* [Problems to work on]:
[1] Answer these questions about the olympiad thread:
(a) Which year's Moscow Mathematical Olympiad does the header name?
(b) What number divides 27195^n - 10887^n + 10152^n for any positive integer n, according to the first comment?
(c) When modding by 49, what should every 100 be turned into, according to the last comment?
[2] Return the passage of the olympiad thread from "NO CALCULATORS !!" to "theory. Nice one!", copied word for word.
[3] Summarize the olympiad thread in two sentences.

──────── Document section

NO CALCULATORS !! | Moscow Mathematical Olympiad 1949

One interesting point is that the proof doesn't depend on the power being 8. The same proof would show that 26460 divides 27195^n - 10887^n + 10152^n for any other positive integer value of n.

David_W_Wood

This is a fairly easy question bar the computations maybe if one is familiar with congruence theory. Nice one!

themathsgeek

Nice problem and solved nicely .Keep it up!!!

satyapalsingh

I am unsure what the question is asking me to do.
Could it have been phrased differently so that people for whom English is their first language might understand what is being asked?

jjpower

Modding by 4 and 5 is easy. Modding by 49 is also easy, but not obvious. To do it, turn every 100 into a 2.

────────────────
──────── Extracted material

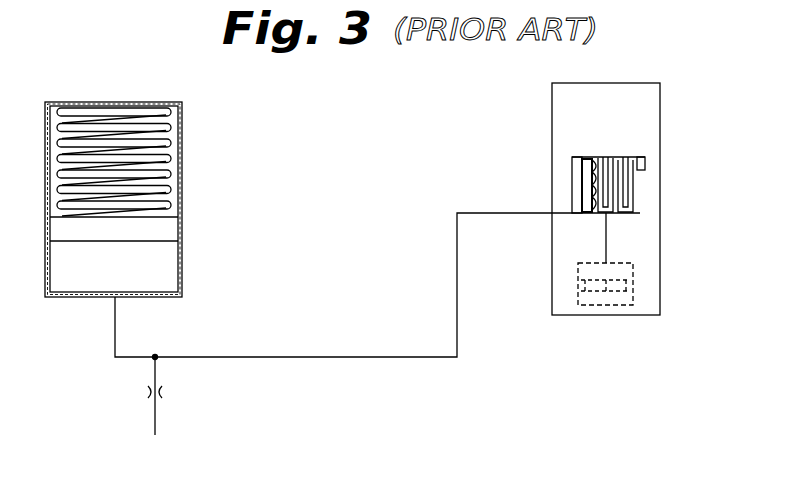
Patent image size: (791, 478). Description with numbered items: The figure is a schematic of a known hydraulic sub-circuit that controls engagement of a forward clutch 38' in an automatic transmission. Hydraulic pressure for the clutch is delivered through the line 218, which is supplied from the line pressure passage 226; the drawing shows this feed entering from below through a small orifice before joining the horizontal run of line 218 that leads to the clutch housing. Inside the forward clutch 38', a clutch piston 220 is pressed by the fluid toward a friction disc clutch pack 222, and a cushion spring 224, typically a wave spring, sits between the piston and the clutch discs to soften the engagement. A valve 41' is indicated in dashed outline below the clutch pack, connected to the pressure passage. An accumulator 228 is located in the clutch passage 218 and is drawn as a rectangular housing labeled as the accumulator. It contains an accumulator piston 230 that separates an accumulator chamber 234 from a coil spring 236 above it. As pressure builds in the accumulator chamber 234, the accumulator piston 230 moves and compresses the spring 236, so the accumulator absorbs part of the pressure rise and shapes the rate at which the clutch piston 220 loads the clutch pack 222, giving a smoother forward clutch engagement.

The line 218 is at (497, 213).
The clutch piston 220 is at (572, 168).
The friction disc clutch pack 222 is at (640, 186).
The cushion spring 224 is at (590, 213).
The line pressure passage 226 is at (155, 417).
The accumulator 228 is at (184, 227).
The accumulator piston 230 is at (89, 230).
The accumulator chamber 234 is at (153, 274).
The accumulator spring 236 is at (68, 108).
The forward clutch 38' is at (649, 199).
The valve 41' is at (584, 292).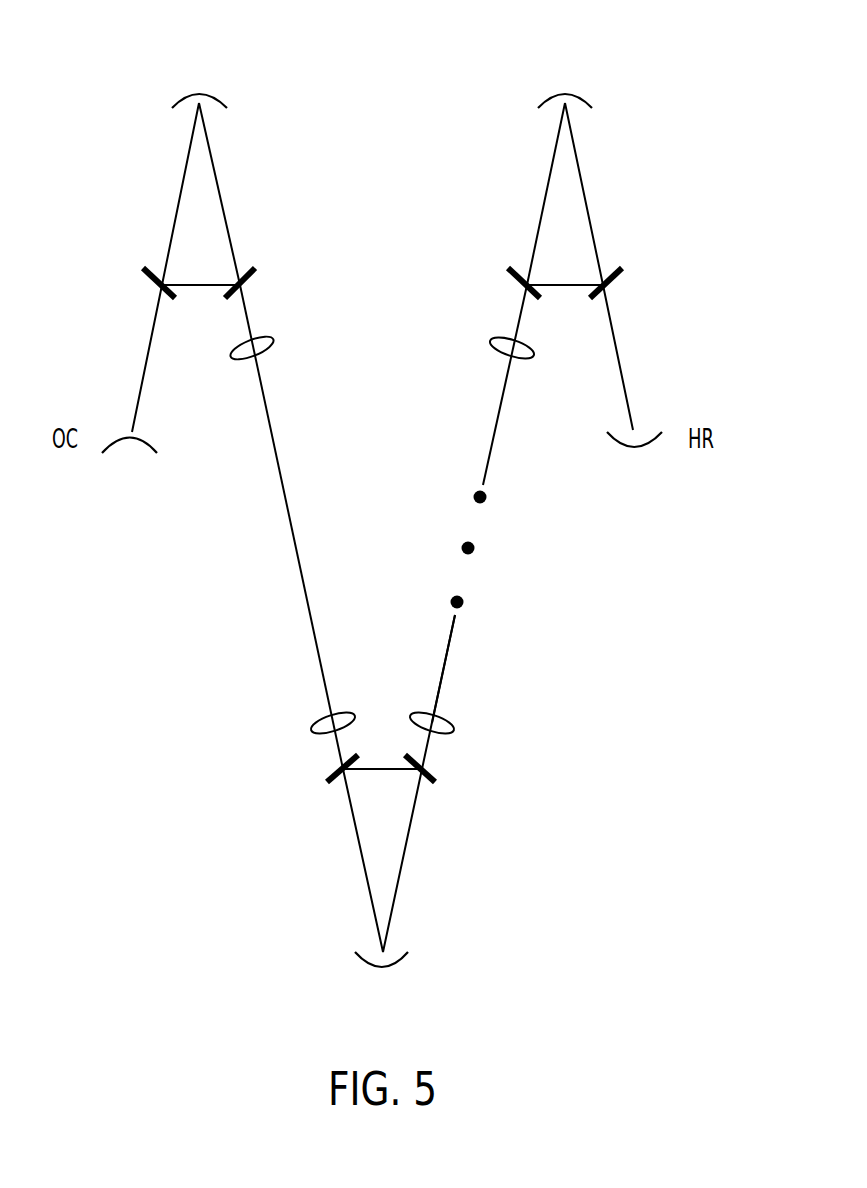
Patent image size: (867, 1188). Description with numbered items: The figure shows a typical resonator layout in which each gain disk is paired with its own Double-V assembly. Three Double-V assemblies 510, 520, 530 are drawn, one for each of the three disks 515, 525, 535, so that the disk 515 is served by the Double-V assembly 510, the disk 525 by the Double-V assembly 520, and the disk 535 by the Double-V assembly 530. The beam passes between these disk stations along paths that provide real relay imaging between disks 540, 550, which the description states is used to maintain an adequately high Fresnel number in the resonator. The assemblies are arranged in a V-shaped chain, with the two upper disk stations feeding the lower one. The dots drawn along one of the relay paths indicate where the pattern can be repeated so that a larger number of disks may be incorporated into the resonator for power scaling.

The Double-V assembly 510 is at (168, 247).
The disk 515 is at (177, 105).
The Double-V assembly 520 is at (598, 247).
The disk 525 is at (587, 105).
The Double-V assembly 530 is at (338, 778).
The disk 535 is at (370, 917).
The real relay imaging between disks 540 is at (489, 451).
The real relay imaging between disks 550 is at (290, 533).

────────────────

* [Answers to the exercise]:
[1]
(a) 1949
(b) 26460
(c) A 2

[2]
NO CALCULATORS !! | Moscow Mathematical Olympiad 1949

One interesting point is that the proof doesn't depend on the power being 8. The same proof would show that 26460 divides 27195^n - 10887^n + 10152^n for any other positive integer value of n.

David_W_Wood

This is a fairly easy question bar the computations maybe if one is familiar with congruence theory. Nice one!

[3] One commenter points out that the proof doesn't depend on the power being 8, so 26460 divides 27195^n - 10887^n + 10152^n for any positive integer n. Other commenters call the question fairly easy for those familiar with congruence theory, praise the problem, say they are unsure what it asks, and note that modding by 4 and 5 is easy while modding by 49 can be done by turning every 100 into a 2.